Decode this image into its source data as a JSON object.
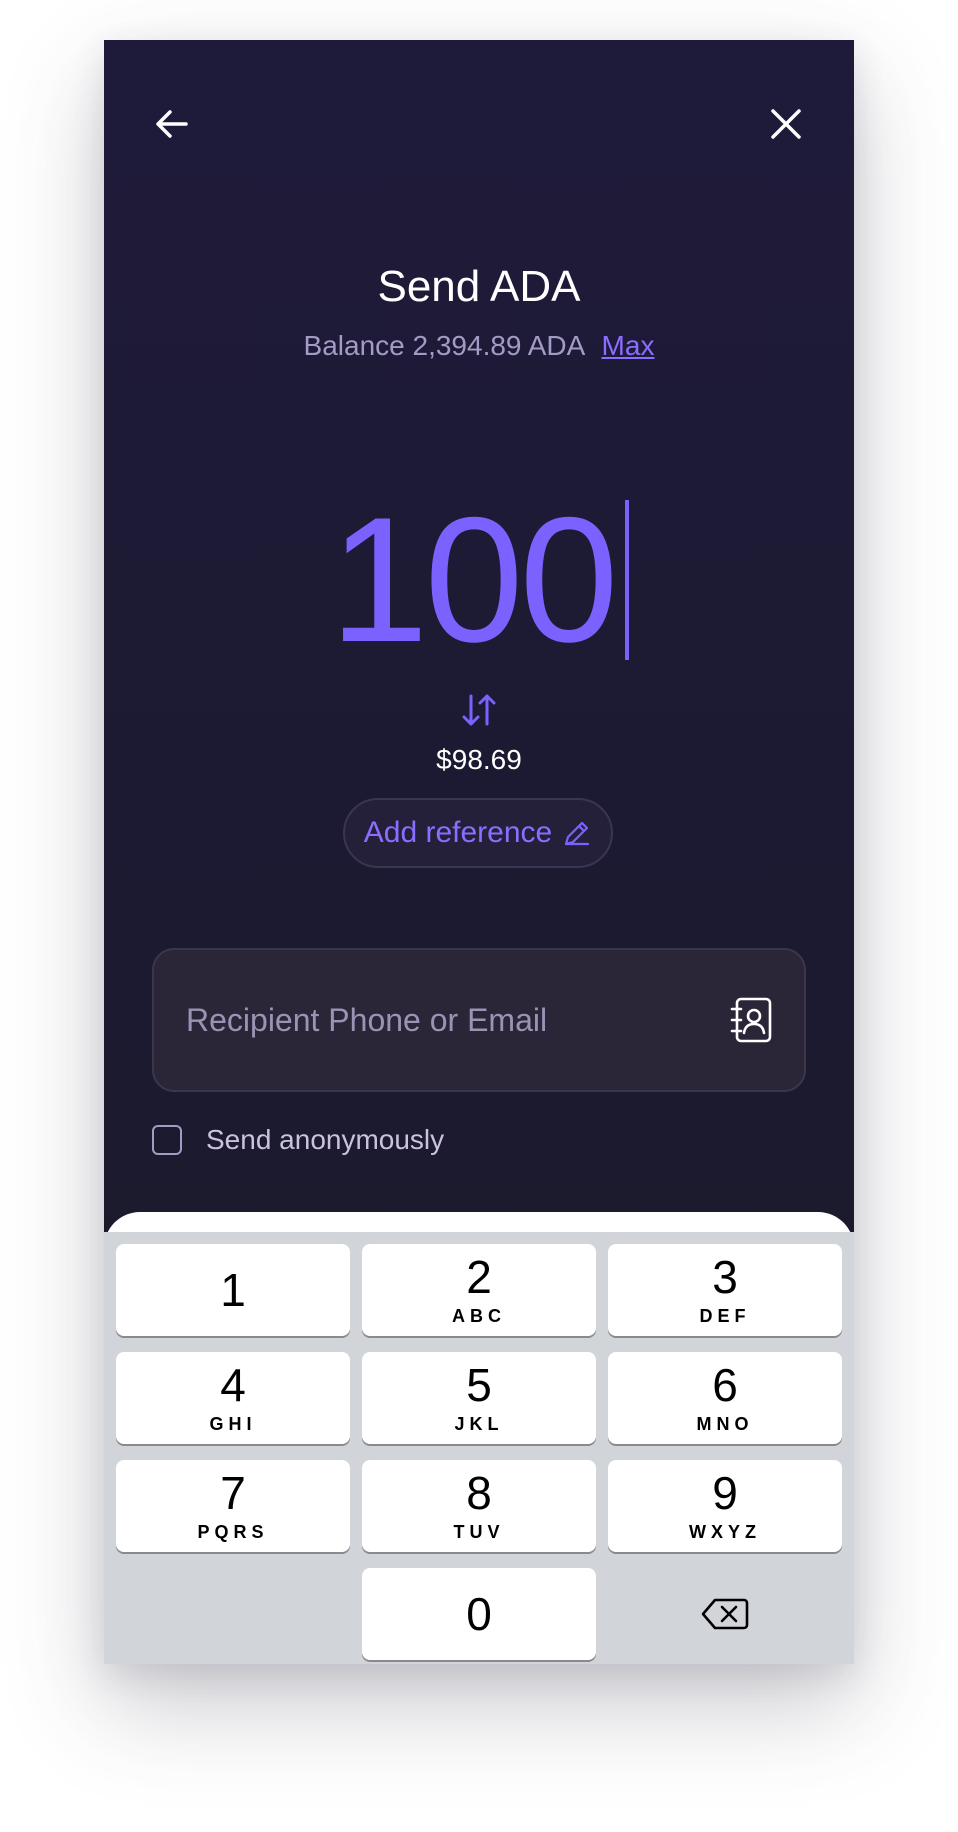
{
  "header": {
    "title": "Send ADA",
    "balance_label": "Balance 2,394.89 ADA",
    "max_label": "Max"
  },
  "amount": {
    "value": "100",
    "fiat_equivalent": "$98.69"
  },
  "reference": {
    "label": "Add reference"
  },
  "recipient": {
    "placeholder": "Recipient Phone or Email",
    "value": ""
  },
  "anonymous": {
    "label": "Send anonymously",
    "checked": false
  },
  "keypad": {
    "keys": [
      {
        "num": "1",
        "letters": ""
      },
      {
        "num": "2",
        "letters": "ABC"
      },
      {
        "num": "3",
        "letters": "DEF"
      },
      {
        "num": "4",
        "letters": "GHI"
      },
      {
        "num": "5",
        "letters": "JKL"
      },
      {
        "num": "6",
        "letters": "MNO"
      },
      {
        "num": "7",
        "letters": "PQRS"
      },
      {
        "num": "8",
        "letters": "TUV"
      },
      {
        "num": "9",
        "letters": "WXYZ"
      },
      {
        "num": "0",
        "letters": ""
      }
    ]
  },
  "icons": {
    "back": "arrow-left-icon",
    "close": "close-icon",
    "swap": "swap-vertical-icon",
    "edit": "pencil-icon",
    "contacts": "contacts-book-icon",
    "delete": "backspace-icon"
  },
  "colors": {
    "accent": "#7b62ff",
    "background": "#1e1a3a",
    "keyboard": "#d1d4d9"
  }
}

——————————

Exercise description = Return each line from the material above exactly, but not the pictures.

Answer =
Decode this image into its source data as a JSON object.
{
  "header": {
    "title": "Send ADA",
    "balance_label": "Balance 2,394.89 ADA",
    "max_label": "Max"
  },
  "amount": {
    "value": "100",
    "fiat_equivalent": "$98.69"
  },
  "reference": {
    "label": "Add reference"
  },
  "recipient": {
    "placeholder": "Recipient Phone or Email",
    "value": ""
  },
  "anonymous": {
    "label": "Send anonymously",
    "checked": false
  },
  "keypad": {
    "keys": [
      {
        "num": "1",
        "letters": ""
      },
      {
        "num": "2",
        "letters": "ABC"
      },
      {
        "num": "3",
        "letters": "DEF"
      },
      {
        "num": "4",
        "letters": "GHI"
      },
      {
        "num": "5",
        "letters": "JKL"
      },
      {
        "num": "6",
        "letters": "MNO"
      },
      {
        "num": "7",
        "letters": "PQRS"
      },
      {
        "num": "8",
        "letters": "TUV"
      },
      {
        "num": "9",
        "letters": "WXYZ"
      },
      {
        "num": "0",
        "letters": ""
      }
    ]
  },
  "icons": {
    "back": "arrow-left-icon",
    "close": "close-icon",
    "swap": "swap-vertical-icon",
    "edit": "pencil-icon",
    "contacts": "contacts-book-icon",
    "delete": "backspace-icon"
  },
  "colors": {
    "accent": "#7b62ff",
    "background": "#1e1a3a",
    "keyboard": "#d1d4d9"
  }
}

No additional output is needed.